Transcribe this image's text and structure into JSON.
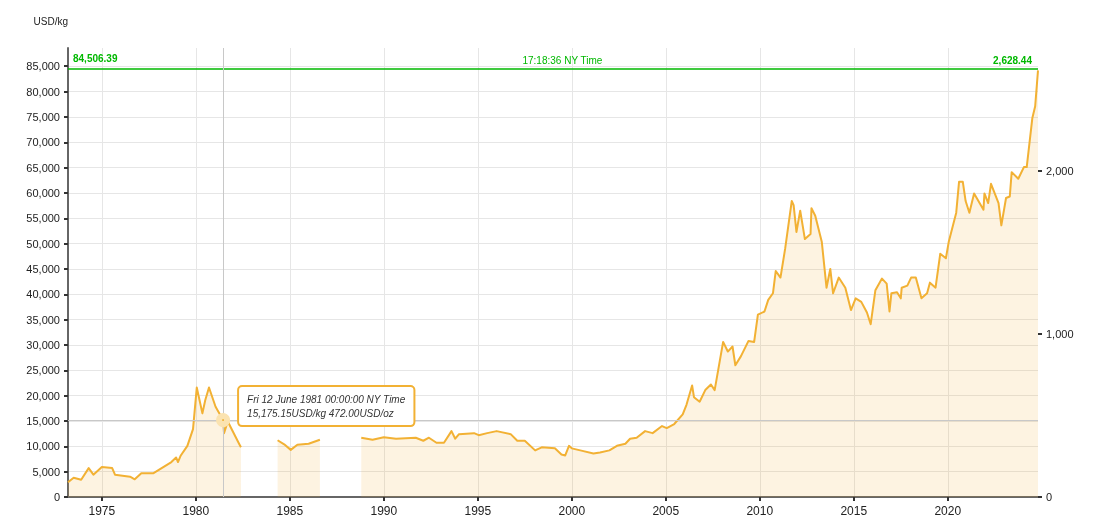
{
  "chart_data": {
    "type": "area",
    "ylabel": "USD/kg",
    "series": [
      {
        "color": "#f2b134",
        "x": [
          1973.2,
          1973.5,
          1973.9,
          1974.3,
          1974.55,
          1975.0,
          1975.55,
          1975.7,
          1976.5,
          1976.75,
          1977.1,
          1977.75,
          1978.7,
          1978.95,
          1979.05,
          1979.2,
          1979.55,
          1979.85,
          1980.05,
          1980.35,
          1980.5,
          1980.7,
          1981.05,
          1981.45,
          1981.5,
          1981.7,
          1982.3,
          1982.4,
          1983.3,
          1984.35,
          1984.7,
          1985.05,
          1985.4,
          1986.0,
          1986.6,
          1987.6,
          1988.8,
          1989.4,
          1990.0,
          1990.65,
          1991.7,
          1992.1,
          1992.4,
          1992.8,
          1993.2,
          1993.6,
          1993.8,
          1994.0,
          1994.8,
          1995.05,
          1995.5,
          1996.0,
          1996.75,
          1997.1,
          1997.5,
          1998.05,
          1998.4,
          1999.1,
          1999.45,
          1999.65,
          1999.85,
          2000.0,
          2000.45,
          2001.15,
          2001.5,
          2002.0,
          2002.4,
          2002.85,
          2003.1,
          2003.45,
          2003.9,
          2004.3,
          2004.8,
          2005.05,
          2005.45,
          2005.9,
          2006.1,
          2006.4,
          2006.5,
          2006.8,
          2007.1,
          2007.4,
          2007.6,
          2008.05,
          2008.3,
          2008.55,
          2008.7,
          2009.0,
          2009.4,
          2009.7,
          2009.9,
          2010.25,
          2010.45,
          2010.7,
          2010.85,
          2011.1,
          2011.35,
          2011.7,
          2011.8,
          2011.95,
          2012.15,
          2012.4,
          2012.7,
          2012.75,
          2012.95,
          2013.3,
          2013.55,
          2013.75,
          2013.9,
          2014.2,
          2014.55,
          2014.85,
          2015.1,
          2015.4,
          2015.7,
          2015.9,
          2016.15,
          2016.5,
          2016.75,
          2016.9,
          2017.0,
          2017.3,
          2017.5,
          2017.55,
          2017.85,
          2018.05,
          2018.3,
          2018.6,
          2018.9,
          2019.05,
          2019.35,
          2019.6,
          2019.9,
          2020.05,
          2020.45,
          2020.6,
          2020.8,
          2020.95,
          2021.15,
          2021.4,
          2021.9,
          2021.95,
          2022.15,
          2022.3,
          2022.7,
          2022.85,
          2023.1,
          2023.3,
          2023.4,
          2023.75,
          2024.05,
          2024.2,
          2024.5,
          2024.65,
          2024.8
        ],
        "values": [
          2900,
          3800,
          3400,
          5700,
          4400,
          5900,
          5700,
          4400,
          4000,
          3500,
          4700,
          4700,
          6900,
          7800,
          6900,
          8200,
          10100,
          13400,
          21600,
          16500,
          19100,
          21600,
          17800,
          15200,
          12600,
          14900,
          10500,
          9800,
          null,
          11200,
          10400,
          9300,
          10300,
          10500,
          11300,
          null,
          11700,
          11300,
          11800,
          11500,
          11700,
          11100,
          11700,
          10700,
          10700,
          13000,
          11500,
          12400,
          12600,
          12200,
          12600,
          13000,
          12400,
          11100,
          11100,
          9200,
          9800,
          9600,
          8400,
          8200,
          10100,
          9600,
          9200,
          8600,
          8800,
          9200,
          10100,
          10500,
          11500,
          11700,
          13000,
          12600,
          14000,
          13600,
          14400,
          16300,
          18200,
          22000,
          19700,
          18800,
          21100,
          22200,
          21100,
          30600,
          28700,
          29700,
          26000,
          27800,
          30800,
          30600,
          36000,
          36600,
          38900,
          40200,
          44600,
          43300,
          49000,
          58400,
          57600,
          52300,
          56500,
          50900,
          51900,
          57000,
          55500,
          50300,
          41300,
          45000,
          40200,
          43300,
          41300,
          36900,
          39200,
          38500,
          36400,
          34100,
          40800,
          43100,
          42100,
          36600,
          40200,
          40400,
          39200,
          41300,
          41700,
          43300,
          43300,
          39200,
          40200,
          42300,
          41300,
          48000,
          47100,
          50300,
          56100,
          62200,
          62200,
          58400,
          56100,
          59900,
          56700,
          59900,
          58000,
          61800,
          58000,
          53600,
          59000,
          59300,
          64100,
          62800,
          65100,
          65100,
          74800,
          77100,
          84200
        ]
      }
    ],
    "xlim": [
      1973.2,
      2024.8
    ],
    "xticks": [
      1975,
      1980,
      1985,
      1990,
      1995,
      2000,
      2005,
      2010,
      2015,
      2020
    ],
    "ylim": [
      0,
      88600
    ],
    "yticks": [
      0,
      {
        "value": 5000,
        "label": "5,000"
      },
      {
        "value": 10000,
        "label": "10,000"
      },
      {
        "value": 15000,
        "label": "15,000"
      },
      {
        "value": 20000,
        "label": "20,000"
      },
      {
        "value": 25000,
        "label": "25,000"
      },
      {
        "value": 30000,
        "label": "30,000"
      },
      {
        "value": 35000,
        "label": "35,000"
      },
      {
        "value": 40000,
        "label": "40,000"
      },
      {
        "value": 45000,
        "label": "45,000"
      },
      {
        "value": 50000,
        "label": "50,000"
      },
      {
        "value": 55000,
        "label": "55,000"
      },
      {
        "value": 60000,
        "label": "60,000"
      },
      {
        "value": 65000,
        "label": "65,000"
      },
      {
        "value": 70000,
        "label": "70,000"
      },
      {
        "value": 75000,
        "label": "75,000"
      },
      {
        "value": 80000,
        "label": "80,000"
      },
      {
        "value": 85000,
        "label": "85,000"
      }
    ],
    "y2lim": [
      0,
      2756
    ],
    "y2ticks": [
      0,
      {
        "value": 1000,
        "label": "1,000"
      },
      {
        "value": 2000,
        "label": "2,000"
      }
    ],
    "grid": true,
    "ref_lines": [
      {
        "axis": "y",
        "value": 84506.39,
        "label": "84,506.39",
        "color": "#00b800"
      },
      {
        "axis": "x",
        "value": 1981.45,
        "color": "#c8c8c8"
      },
      {
        "axis": "y",
        "value": 15175.15,
        "color": "#c8c8c8"
      }
    ],
    "annotations": [
      {
        "text": "17:18:36 NY Time",
        "x": 1999.5,
        "y": 84506.39
      },
      {
        "text": "2,628.44",
        "x": 2024.8,
        "y": 84506.39
      },
      {
        "text": "Fri 12 June 1981 00:00:00 NY Time\n15,175.15USD/kg 472.00USD/oz",
        "x": 1981.45,
        "y": 15175.15
      }
    ]
  }
}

-------

For the listing above, identify each line bearing "Time".

(WRITTEN RESPONSE):
        "text": "17:18:36 NY Time",
        "text": "Fri 12 June 1981 00:00:00 NY Time\n15,175.15USD/kg 472.00USD/oz",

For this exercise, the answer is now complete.